▶ **Work to be completed**
Go through the listing and return every line with "this" in it.

▶ **Available records**
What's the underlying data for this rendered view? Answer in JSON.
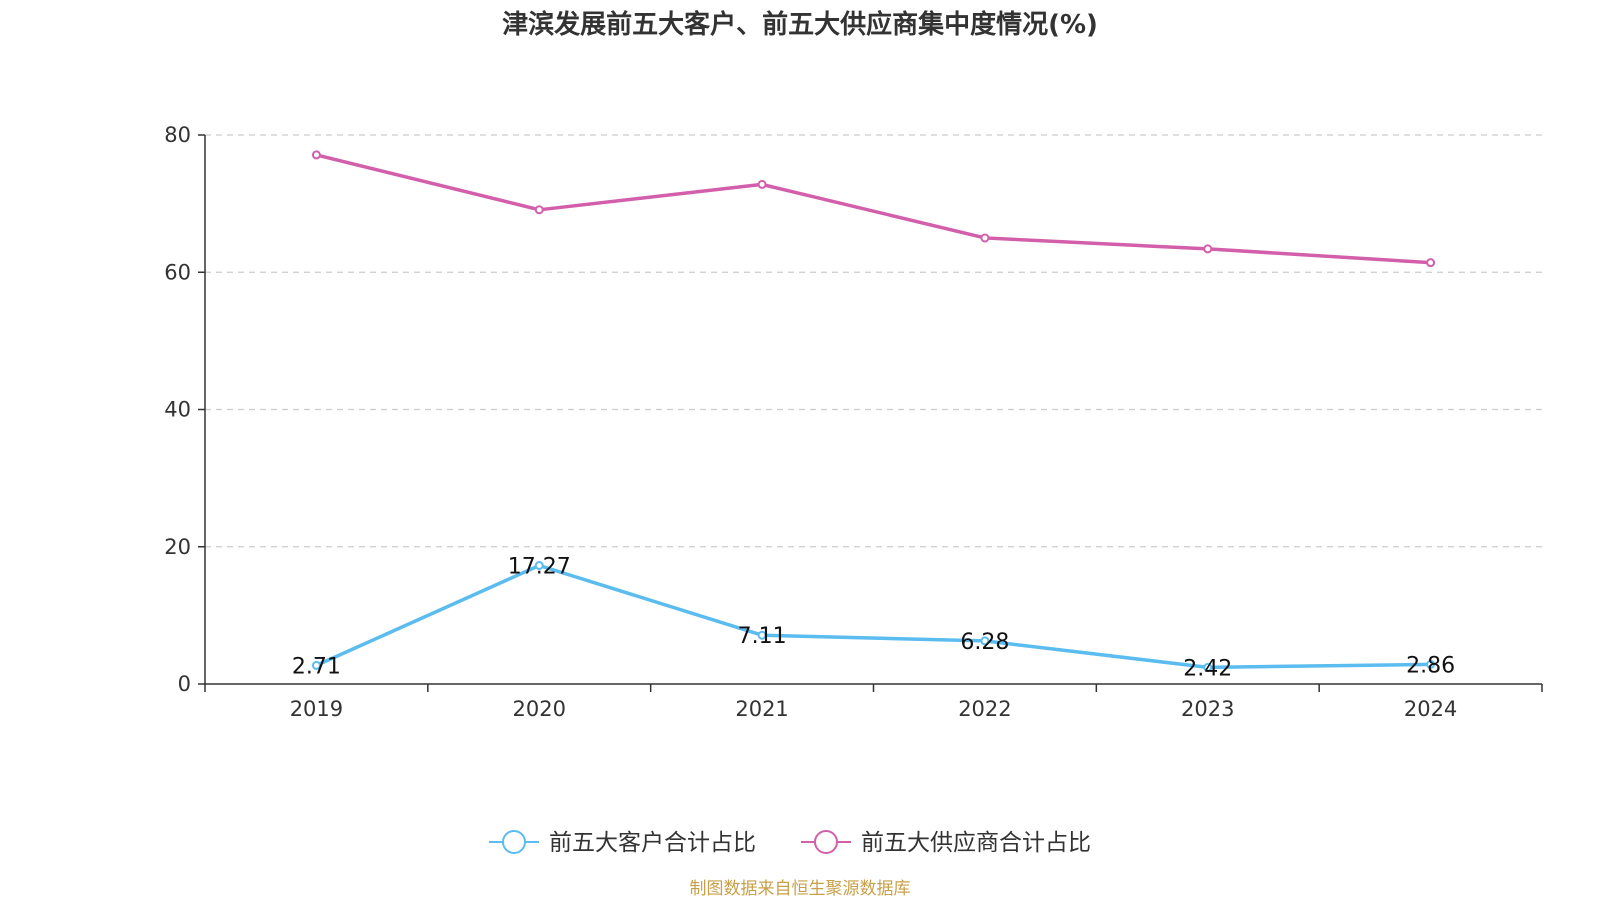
{
  "chart_data": {
    "type": "line",
    "title": "津滨发展前五大客户、前五大供应商集中度情况(%)",
    "categories": [
      "2019",
      "2020",
      "2021",
      "2022",
      "2023",
      "2024"
    ],
    "series": [
      {
        "name": "前五大客户合计占比",
        "color": "#5bbcef",
        "values": [
          2.71,
          17.27,
          7.11,
          6.28,
          2.42,
          2.86
        ],
        "labels": [
          "2.71",
          "17.27",
          "7.11",
          "6.28",
          "2.42",
          "2.86"
        ],
        "show_labels": true
      },
      {
        "name": "前五大供应商合计占比",
        "color": "#d35fab",
        "values": [
          77.1,
          69.1,
          72.8,
          65.0,
          63.4,
          61.4
        ],
        "show_labels": false
      }
    ],
    "ylim": [
      0,
      80
    ],
    "yticks": [
      "0",
      "20",
      "40",
      "60",
      "80"
    ],
    "ytick_values": [
      0,
      20,
      40,
      60,
      80
    ],
    "grid": true,
    "legend_position": "bottom-center",
    "xlabel": "",
    "ylabel": ""
  },
  "source": "制图数据来自恒生聚源数据库"
}
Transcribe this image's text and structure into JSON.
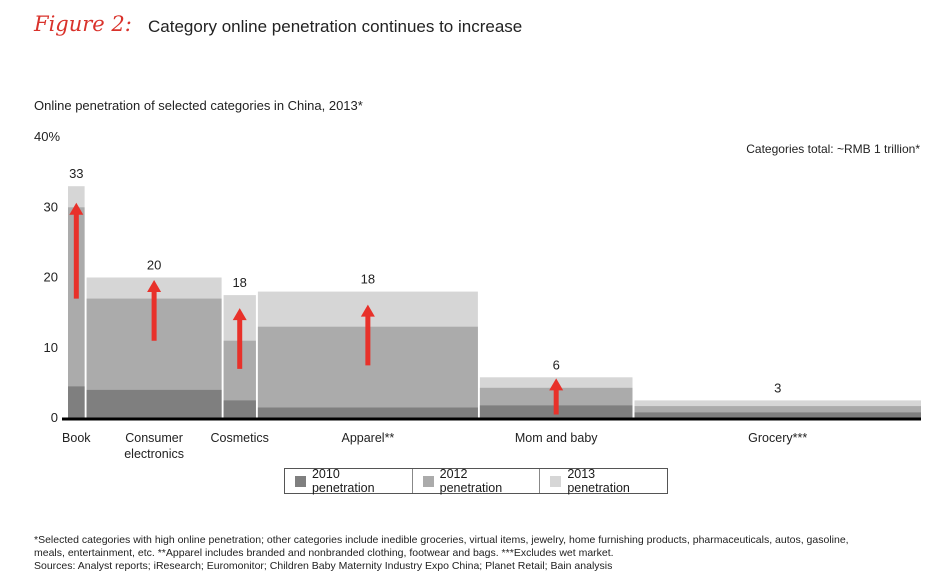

▶ **In response**
What's the underlying data for this rendered view? Answer in JSON.
Transcribe this image's text and structure into JSON.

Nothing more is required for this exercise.